*GOAL OF THE EXERCISE*. Write the data out again in full, with no departure from the original.

— begin —

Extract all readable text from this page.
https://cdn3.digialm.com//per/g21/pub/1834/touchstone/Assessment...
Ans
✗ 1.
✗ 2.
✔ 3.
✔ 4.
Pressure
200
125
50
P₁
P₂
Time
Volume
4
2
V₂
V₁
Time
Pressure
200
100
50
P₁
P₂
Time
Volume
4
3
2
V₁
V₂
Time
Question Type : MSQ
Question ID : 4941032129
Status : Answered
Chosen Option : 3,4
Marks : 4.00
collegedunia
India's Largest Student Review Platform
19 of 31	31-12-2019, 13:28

— end —

*EXPECTED ANSWER*.
Extract all readable text from this page.
https://cdn3.digialm.com//per/g21/pub/1834/touchstone/Assessment...
Ans
✗ 1.
✗ 2.
✔ 3.
✔ 4.
Pressure
200
125
50
P₁
P₂
Time
Volume
4
2
V₂
V₁
Time
Pressure
200
100
50
P₁
P₂
Time
Volume
4
3
2
V₁
V₂
Time
Question Type : MSQ
Question ID : 4941032129
Status : Answered
Chosen Option : 3,4
Marks : 4.00
collegedunia
India's Largest Student Review Platform
19 of 31	31-12-2019, 13:28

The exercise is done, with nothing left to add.